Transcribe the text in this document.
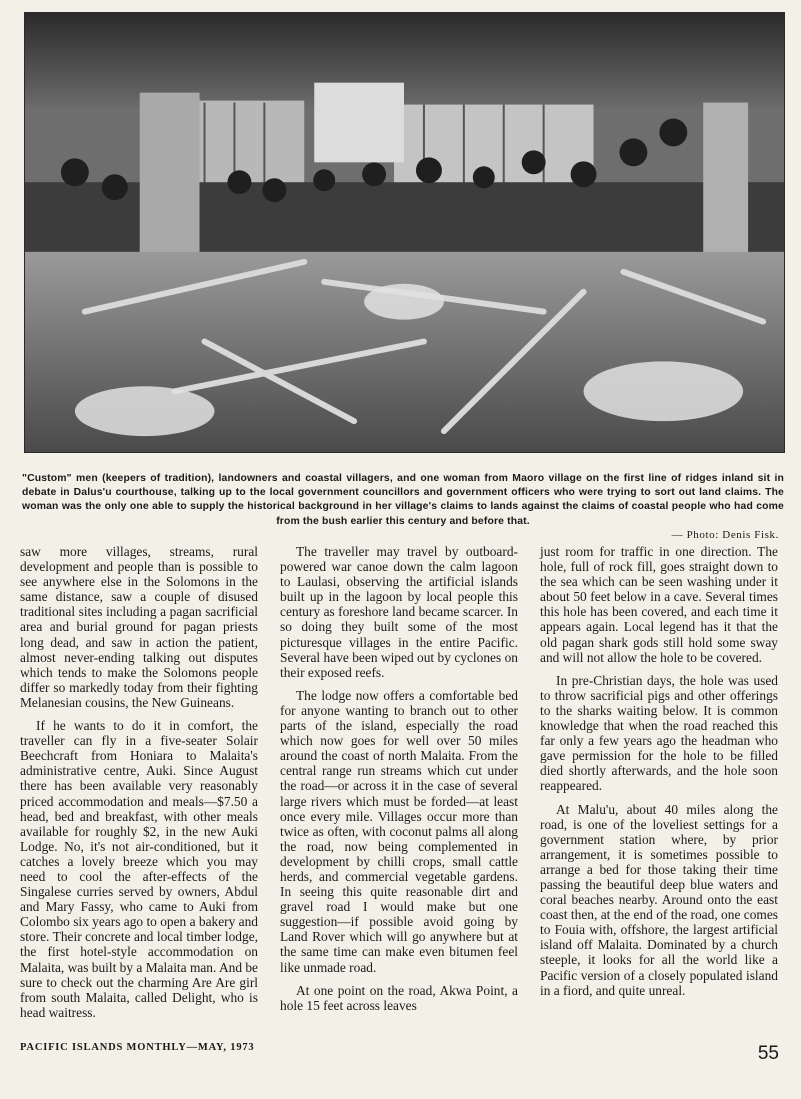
"Custom" men (keepers of tradition), landowners and coastal villagers, and one woman from Maoro village on the first line of ridges inland sit in debate in Dalus'u courthouse, talking up to the local government councillors and government officers who were trying to sort out land claims. The woman was the only one able to supply the historical background in her village's claims to lands against the claims of coastal people who had come from the bush earlier this century and before that.
— Photo: Denis Fisk.

saw more villages, streams, rural development and people than is possible to see anywhere else in the Solomons in the same distance, saw a couple of disused traditional sites including a pagan sacrificial area and burial ground for pagan priests long dead, and saw in action the patient, almost never-ending talking out disputes which tends to make the Solomons people differ so markedly today from their fighting Melanesian cousins, the New Guineans.

If he wants to do it in comfort, the traveller can fly in a five-seater Solair Beechcraft from Honiara to Malaita's administrative centre, Auki. Since August there has been available very reasonably priced accommodation and meals—$7.50 a head, bed and breakfast, with other meals available for roughly $2, in the new Auki Lodge. No, it's not air-conditioned, but it catches a lovely breeze which you may need to cool the after-effects of the Singalese curries served by owners, Abdul and Mary Fassy, who came to Auki from Colombo six years ago to open a bakery and store. Their concrete and local timber lodge, the first hotel-style accommodation on Malaita, was built by a Malaita man. And be sure to check out the charming Are Are girl from south Malaita, called Delight, who is head waitress.

The traveller may travel by outboard-powered war canoe down the calm lagoon to Laulasi, observing the artificial islands built up in the lagoon by local people this century as foreshore land became scarcer. In so doing they built some of the most picturesque villages in the entire Pacific. Several have been wiped out by cyclones on their exposed reefs.

The lodge now offers a comfortable bed for anyone wanting to branch out to other parts of the island, especially the road which now goes for well over 50 miles around the coast of north Malaita. From the central range run streams which cut under the road—or across it in the case of several large rivers which must be forded—at least once every mile. Villages occur more than twice as often, with coconut palms all along the road, now being complemented in development by chilli crops, small cattle herds, and commercial vegetable gardens. In seeing this quite reasonable dirt and gravel road I would make but one suggestion—if possible avoid going by Land Rover which will go anywhere but at the same time can make even bitumen feel like unmade road.

At one point on the road, Akwa Point, a hole 15 feet across leaves

just room for traffic in one direction. The hole, full of rock fill, goes straight down to the sea which can be seen washing under it about 50 feet below in a cave. Several times this hole has been covered, and each time it appears again. Local legend has it that the old pagan shark gods still hold some sway and will not allow the hole to be covered.

In pre-Christian days, the hole was used to throw sacrificial pigs and other offerings to the sharks waiting below. It is common knowledge that when the road reached this far only a few years ago the headman who gave permission for the hole to be filled died shortly afterwards, and the hole soon reappeared.

At Malu'u, about 40 miles along the road, is one of the loveliest settings for a government station where, by prior arrangement, it is sometimes possible to arrange a bed for those taking their time passing the beautiful deep blue waters and coral beaches nearby. Around onto the east coast then, at the end of the road, one comes to Fouia with, offshore, the largest artificial island off Malaita. Dominated by a church steeple, it looks for all the world like a Pacific version of a closely populated island in a fiord, and quite unreal.

PACIFIC ISLANDS MONTHLY—MAY, 1973	55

┄┄┄┄┄┄

[Stated problem]
Copy all lines from the listing that contain "feet".

[Response to the exercise]
At one point on the road, Akwa Point, a hole 15 feet across leaves
just room for traffic in one direction. The hole, full of rock fill, goes straight down to the sea which can be seen washing under it about 50 feet below in a cave. Several times this hole has been covered, and each time it appears again. Local legend has it that the old pagan shark gods still hold some sway and will not allow the hole to be covered.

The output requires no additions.